* [Set problem]: Write out all records as given; omit images.

Recorded data:
::::::::::

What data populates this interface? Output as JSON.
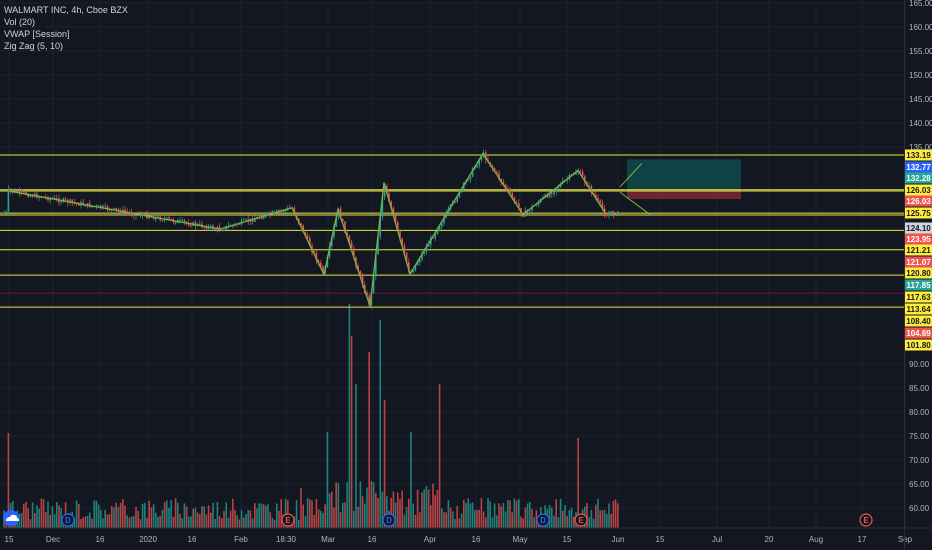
{
  "legend": {
    "title": "WALMART INC, 4h, Cboe BZX",
    "items": [
      "Vol (20)",
      "VWAP [Session]",
      "Zig Zag (5, 10)"
    ]
  },
  "colors": {
    "background": "#131722",
    "grid": "#1e222d",
    "up": "#26a69a",
    "down": "#ef5350",
    "hline": "#e9e34a",
    "zigzag": "#7cb342",
    "target_zone": "#0f4a4a",
    "stop_zone": "#7a2a33"
  },
  "y_axis": {
    "ticks": [
      "165.00",
      "160.00",
      "155.00",
      "150.00",
      "145.00",
      "140.00",
      "135.00",
      "90.00",
      "85.00",
      "80.00",
      "75.00",
      "70.00",
      "65.00",
      "60.00"
    ]
  },
  "x_axis": {
    "labels": [
      "15",
      "Dec",
      "16",
      "2020",
      "16",
      "Feb",
      "18:30",
      "Mar",
      "16",
      "Apr",
      "16",
      "May",
      "15",
      "Jun",
      "15",
      "Jul",
      "20",
      "Aug",
      "17",
      "Sep"
    ]
  },
  "price_tags": [
    {
      "label": "133.19",
      "type": "yellow"
    },
    {
      "label": "132.77",
      "type": "blue"
    },
    {
      "label": "132.28",
      "type": "teal"
    },
    {
      "label": "126.03",
      "type": "yellow"
    },
    {
      "label": "126.03",
      "type": "red"
    },
    {
      "label": "125.75",
      "type": "yellow"
    },
    {
      "label": "124.10",
      "type": "gray"
    },
    {
      "label": "123.95",
      "type": "red"
    },
    {
      "label": "121.21",
      "type": "yellow"
    },
    {
      "label": "121.07",
      "type": "red"
    },
    {
      "label": "120.80",
      "type": "yellow"
    },
    {
      "label": "117.85",
      "type": "teal"
    },
    {
      "label": "117.63",
      "type": "yellow"
    },
    {
      "label": "113.64",
      "type": "yellow"
    },
    {
      "label": "108.40",
      "type": "yellow"
    },
    {
      "label": "104.69",
      "type": "red"
    },
    {
      "label": "101.80",
      "type": "yellow"
    }
  ],
  "events": [
    "D",
    "E",
    "D",
    "D",
    "E",
    "E"
  ],
  "chart_data": {
    "type": "candlestick",
    "title": "WALMART INC, 4h, Cboe BZX",
    "horizontal_levels": [
      133.19,
      126.03,
      125.75,
      121.21,
      120.8,
      117.63,
      113.64,
      108.4,
      101.8
    ],
    "zigzag_pivots": [
      {
        "date": "Nov 15",
        "price": 125.8
      },
      {
        "date": "Jan 22",
        "price": 117.9
      },
      {
        "date": "Feb 13",
        "price": 122.3
      },
      {
        "date": "Feb 28",
        "price": 108.5
      },
      {
        "date": "Mar 04",
        "price": 122.0
      },
      {
        "date": "Mar 12",
        "price": 102.0
      },
      {
        "date": "Mar 17",
        "price": 127.5
      },
      {
        "date": "Mar 23",
        "price": 108.6
      },
      {
        "date": "Apr 13",
        "price": 133.5
      },
      {
        "date": "Apr 30",
        "price": 120.9
      },
      {
        "date": "May 19",
        "price": 130.0
      },
      {
        "date": "May 28",
        "price": 121.3
      }
    ],
    "position": {
      "entry": 126.03,
      "target": 132.28,
      "stop": 124.1
    }
  }
}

::::::::::

* [Final answer]:
What data populates this interface? Output as JSON.
{
  "legend": {
    "title": "WALMART INC, 4h, Cboe BZX",
    "items": [
      "Vol (20)",
      "VWAP [Session]",
      "Zig Zag (5, 10)"
    ]
  },
  "colors": {
    "background": "#131722",
    "grid": "#1e222d",
    "up": "#26a69a",
    "down": "#ef5350",
    "hline": "#e9e34a",
    "zigzag": "#7cb342",
    "target_zone": "#0f4a4a",
    "stop_zone": "#7a2a33"
  },
  "y_axis": {
    "ticks": [
      "165.00",
      "160.00",
      "155.00",
      "150.00",
      "145.00",
      "140.00",
      "135.00",
      "90.00",
      "85.00",
      "80.00",
      "75.00",
      "70.00",
      "65.00",
      "60.00"
    ]
  },
  "x_axis": {
    "labels": [
      "15",
      "Dec",
      "16",
      "2020",
      "16",
      "Feb",
      "18:30",
      "Mar",
      "16",
      "Apr",
      "16",
      "May",
      "15",
      "Jun",
      "15",
      "Jul",
      "20",
      "Aug",
      "17",
      "Sep"
    ]
  },
  "price_tags": [
    {
      "label": "133.19",
      "type": "yellow"
    },
    {
      "label": "132.77",
      "type": "blue"
    },
    {
      "label": "132.28",
      "type": "teal"
    },
    {
      "label": "126.03",
      "type": "yellow"
    },
    {
      "label": "126.03",
      "type": "red"
    },
    {
      "label": "125.75",
      "type": "yellow"
    },
    {
      "label": "124.10",
      "type": "gray"
    },
    {
      "label": "123.95",
      "type": "red"
    },
    {
      "label": "121.21",
      "type": "yellow"
    },
    {
      "label": "121.07",
      "type": "red"
    },
    {
      "label": "120.80",
      "type": "yellow"
    },
    {
      "label": "117.85",
      "type": "teal"
    },
    {
      "label": "117.63",
      "type": "yellow"
    },
    {
      "label": "113.64",
      "type": "yellow"
    },
    {
      "label": "108.40",
      "type": "yellow"
    },
    {
      "label": "104.69",
      "type": "red"
    },
    {
      "label": "101.80",
      "type": "yellow"
    }
  ],
  "events": [
    "D",
    "E",
    "D",
    "D",
    "E",
    "E"
  ],
  "chart_data": {
    "type": "candlestick",
    "title": "WALMART INC, 4h, Cboe BZX",
    "horizontal_levels": [
      133.19,
      126.03,
      125.75,
      121.21,
      120.8,
      117.63,
      113.64,
      108.4,
      101.8
    ],
    "zigzag_pivots": [
      {
        "date": "Nov 15",
        "price": 125.8
      },
      {
        "date": "Jan 22",
        "price": 117.9
      },
      {
        "date": "Feb 13",
        "price": 122.3
      },
      {
        "date": "Feb 28",
        "price": 108.5
      },
      {
        "date": "Mar 04",
        "price": 122.0
      },
      {
        "date": "Mar 12",
        "price": 102.0
      },
      {
        "date": "Mar 17",
        "price": 127.5
      },
      {
        "date": "Mar 23",
        "price": 108.6
      },
      {
        "date": "Apr 13",
        "price": 133.5
      },
      {
        "date": "Apr 30",
        "price": 120.9
      },
      {
        "date": "May 19",
        "price": 130.0
      },
      {
        "date": "May 28",
        "price": 121.3
      }
    ],
    "position": {
      "entry": 126.03,
      "target": 132.28,
      "stop": 124.1
    }
  }
}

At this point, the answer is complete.